--- Start DATASET RECORDS ---

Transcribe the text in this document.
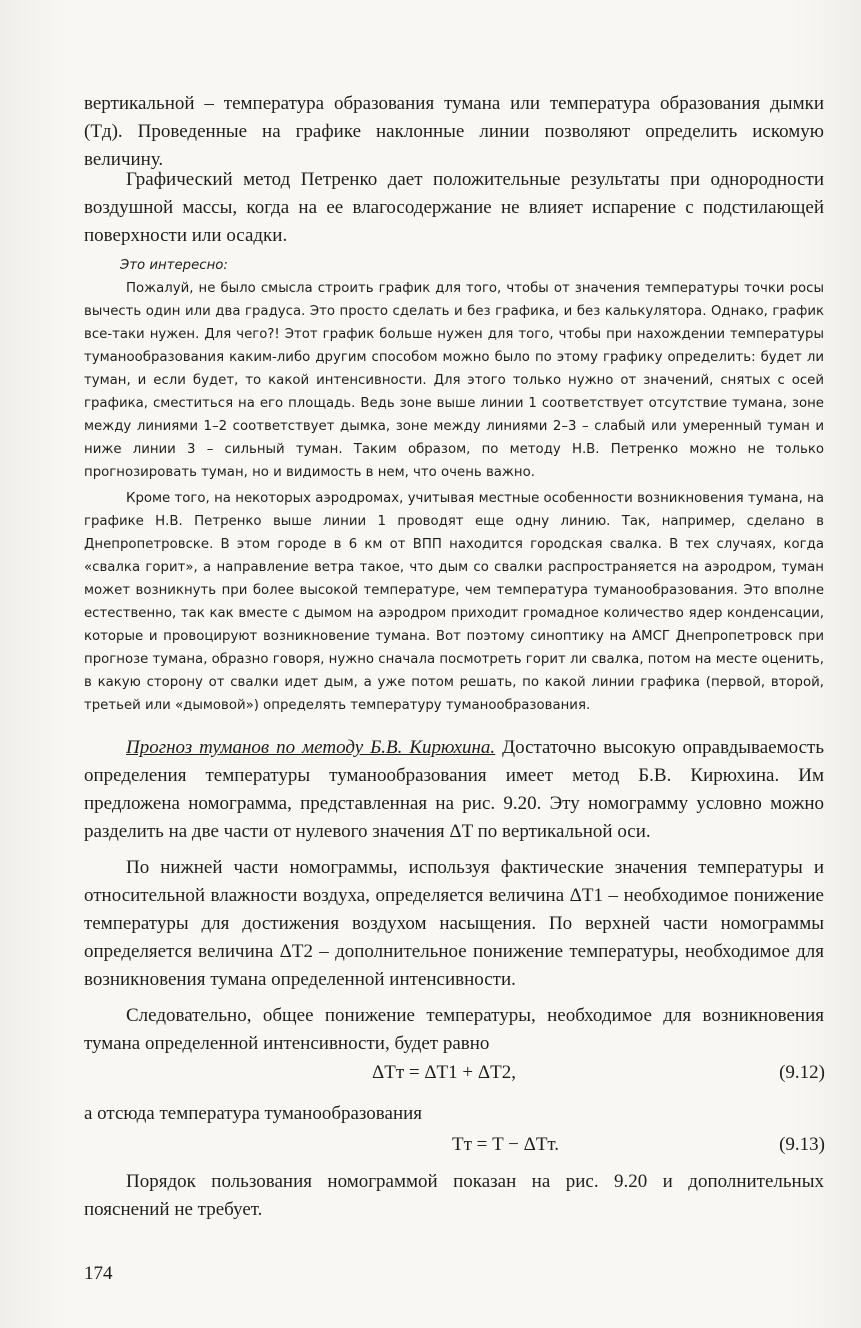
вертикальной – температура образования тумана или температура образования дымки (Tд). Проведенные на графике наклонные линии позволяют определить искомую величину.

Графический метод Петренко дает положительные результаты при однородности воздушной массы, когда на ее влагосодержание не влияет испарение с подстилающей поверхности или осадки.

Это интересно:

Пожалуй, не было смысла строить график для того, чтобы от значения температуры точки росы вычесть один или два градуса. Это просто сделать и без графика, и без калькулятора. Однако, график все-таки нужен. Для чего?! Этот график больше нужен для того, чтобы при нахождении температуры туманообразования каким-либо другим способом можно было по этому графику определить: будет ли туман, и если будет, то какой интенсивности. Для этого только нужно от значений, снятых с осей графика, сместиться на его площадь. Ведь зоне выше линии 1 соответствует отсутствие тумана, зоне между линиями 1–2 соответствует дымка, зоне между линиями 2–3 – слабый или умеренный туман и ниже линии 3 – сильный туман. Таким образом, по методу Н.В. Петренко можно не только прогнозировать туман, но и видимость в нем, что очень важно.

Кроме того, на некоторых аэродромах, учитывая местные особенности возникновения тумана, на графике Н.В. Петренко выше линии 1 проводят еще одну линию. Так, например, сделано в Днепропетровске. В этом городе в 6 км от ВПП находится городская свалка. В тех случаях, когда «свалка горит», а направление ветра такое, что дым со свалки распространяется на аэродром, туман может возникнуть при более высокой температуре, чем температура туманообразования. Это вполне естественно, так как вместе с дымом на аэродром приходит громадное количество ядер конденсации, которые и провоцируют возникновение тумана. Вот поэтому синоптику на АМСГ Днепропетровск при прогнозе тумана, образно говоря, нужно сначала посмотреть горит ли свалка, потом на месте оценить, в какую сторону от свалки идет дым, а уже потом решать, по какой линии графика (первой, второй, третьей или «дымовой») определять температуру туманообразования.

Прогноз туманов по методу Б.В. Кирюхина. Достаточно высокую оправдываемость определения температуры туманообразования имеет метод Б.В. Кирюхина. Им предложена номограмма, представленная на рис. 9.20. Эту номограмму условно можно разделить на две части от нулевого значения ΔT по вертикальной оси.

По нижней части номограммы, используя фактические значения температуры и относительной влажности воздуха, определяется величина ΔT1 – необходимое понижение температуры для достижения воздухом насыщения. По верхней части номограммы определяется величина ΔT2 – дополнительное понижение температуры, необходимое для возникновения тумана определенной интенсивности.

Следовательно, общее понижение температуры, необходимое для возникновения тумана определенной интенсивности, будет равно

ΔTт = ΔT1 + ΔT2,	(9.12)

а отсюда температура туманообразования

Tт = T − ΔTт.	(9.13)

Порядок пользования номограммой показан на рис. 9.20 и дополнительных пояснений не требует.

174
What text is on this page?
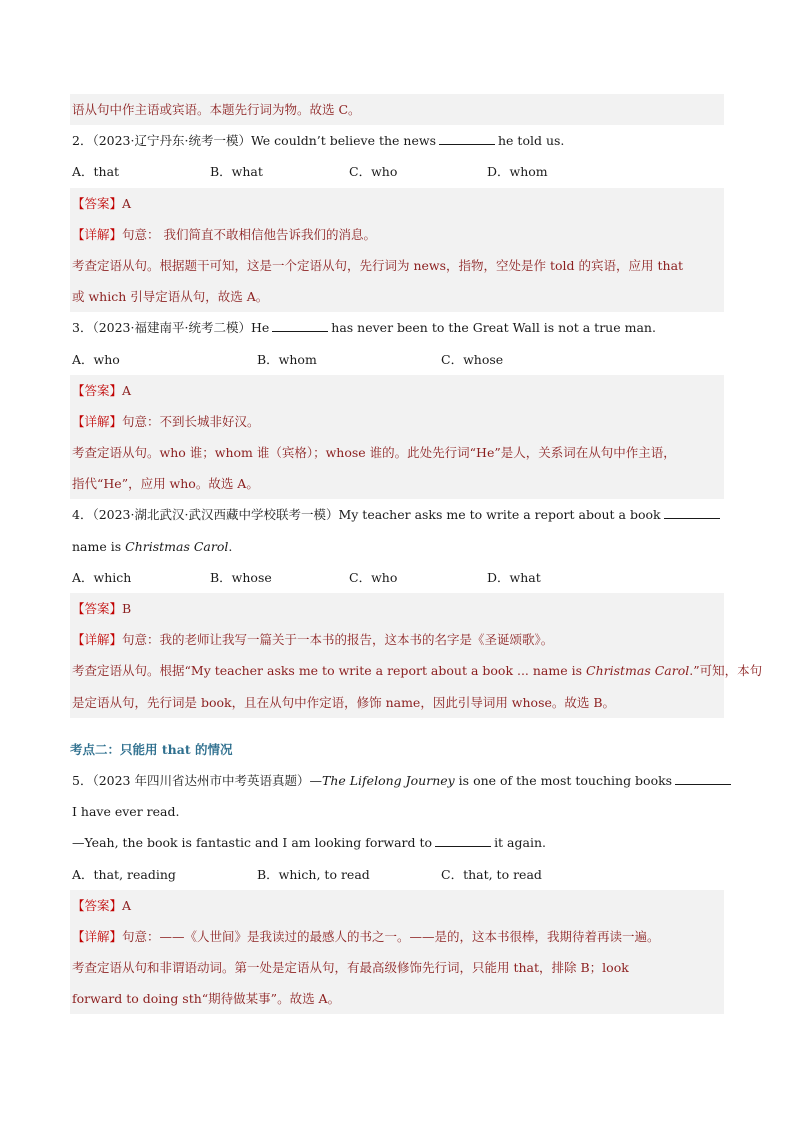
语从句中作主语或宾语。本题先行词为物。故选 C。
2．（2023·辽宁丹东·统考一模）We couldn’t believe the news	he told us.
A．that	B．what	C．who	D．whom
【答案】A
【详解】句意： 我们简直不敢相信他告诉我们的消息。
考查定语从句。根据题干可知，这是一个定语从句，先行词为 news，指物，空处是作 told 的宾语，应用 that
或 which 引导定语从句，故选 A。
3．（2023·福建南平·统考二模）He	has never been to the Great Wall is not a true man.
A．who	B．whom	C．whose
【答案】A
【详解】句意：不到长城非好汉。
考查定语从句。who 谁；whom 谁（宾格）；whose 谁的。此处先行词“He”是人，关系词在从句中作主语，
指代“He”，应用 who。故选 A。
4．（2023·湖北武汉·武汉西藏中学校联考一模）My teacher asks me to write a report about a book
name is Christmas Carol.
A．which	B．whose	C．who	D．what
【答案】B
【详解】句意：我的老师让我写一篇关于一本书的报告，这本书的名字是《圣诞颂歌》。
考查定语从句。根据“My teacher asks me to write a report about a book ... name is Christmas Carol.”可知，本句
是定语从句，先行词是 book，且在从句中作定语，修饰 name，因此引导词用 whose。故选 B。
考点二：只能用 that 的情况
5．（2023 年四川省达州市中考英语真题）—The Lifelong Journey is one of the most touching books
I have ever read.
—Yeah, the book is fantastic and I am looking forward to	it again.
A．that, reading	B．which, to read	C．that, to read
【答案】A
【详解】句意：——《人世间》是我读过的最感人的书之一。——是的，这本书很棒，我期待着再读一遍。
考查定语从句和非谓语动词。第一处是定语从句，有最高级修饰先行词，只能用 that，排除 B；look
forward to doing sth“期待做某事”。故选 A。
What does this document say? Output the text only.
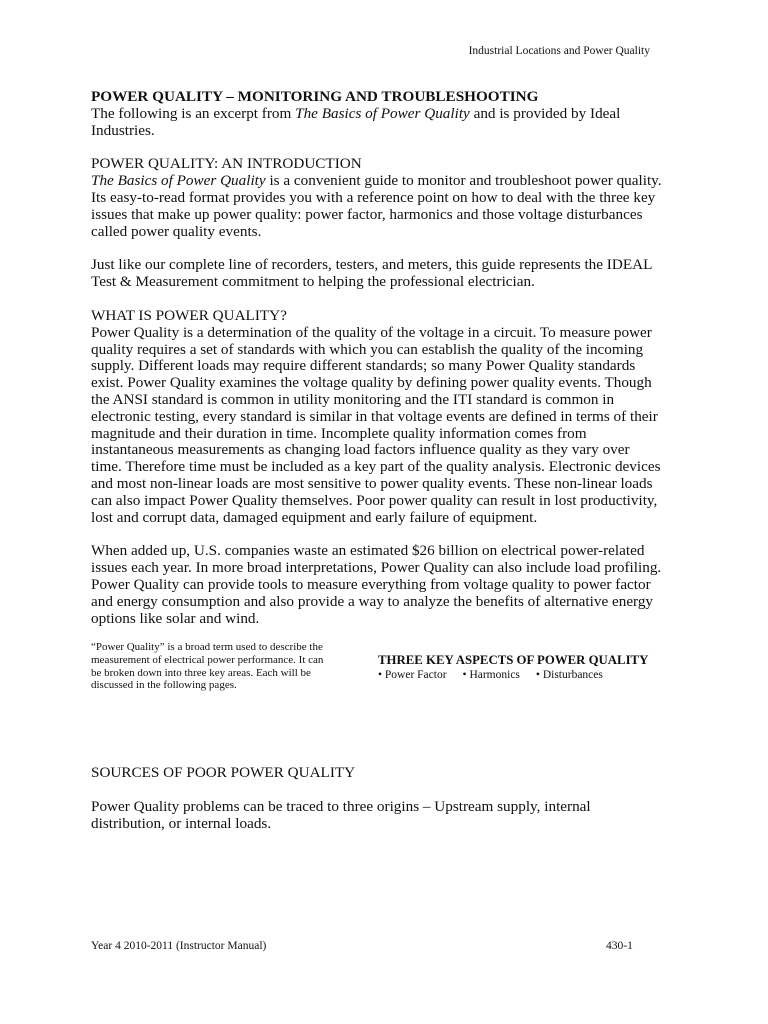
Industrial Locations and Power Quality

POWER QUALITY – MONITORING AND TROUBLESHOOTING

The following is an excerpt from The Basics of Power Quality and is provided by Ideal Industries.

POWER QUALITY: AN INTRODUCTION

The Basics of Power Quality is a convenient guide to monitor and troubleshoot power quality. Its easy-to-read format provides you with a reference point on how to deal with the three key issues that make up power quality: power factor, harmonics and those voltage disturbances called power quality events.

Just like our complete line of recorders, testers, and meters, this guide represents the IDEAL Test & Measurement commitment to helping the professional electrician.

WHAT IS POWER QUALITY?

Power Quality is a determination of the quality of the voltage in a circuit. To measure power quality requires a set of standards with which you can establish the quality of the incoming supply. Different loads may require different standards; so many Power Quality standards exist. Power Quality examines the voltage quality by defining power quality events. Though the ANSI standard is common in utility monitoring and the ITI standard is common in electronic testing, every standard is similar in that voltage events are defined in terms of their magnitude and their duration in time. Incomplete quality information comes from instantaneous measurements as changing load factors influence quality as they vary over time. Therefore time must be included as a key part of the quality analysis. Electronic devices and most non-linear loads are most sensitive to power quality events. These non-linear loads can also impact Power Quality themselves. Poor power quality can result in lost productivity, lost and corrupt data, damaged equipment and early failure of equipment.

When added up, U.S. companies waste an estimated $26 billion on electrical power-related issues each year. In more broad interpretations, Power Quality can also include load profiling. Power Quality can provide tools to measure everything from voltage quality to power factor and energy consumption and also provide a way to analyze the benefits of alternative energy options like solar and wind.

“Power Quality” is a broad term used to describe the measurement of electrical power performance. It can be broken down into three key areas. Each will be discussed in the following pages.
THREE KEY ASPECTS OF POWER QUALITY
• Power Factor • Harmonics • Disturbances

SOURCES OF POOR POWER QUALITY

Power Quality problems can be traced to three origins – Upstream supply, internal distribution, or internal loads.

Year 4 2010-2011 (Instructor Manual)	430-1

--- End DATASET RECORDS ---

=== TASK REQUIREMENTS ===
Gather each line of the records holding the string "Christmas".

=== ANSWER FOR THIS EXERCISE ===
name is Christmas Carol.
考查定语从句。根据“My teacher asks me to write a report about a book ... name is Christmas Carol.”可知，本句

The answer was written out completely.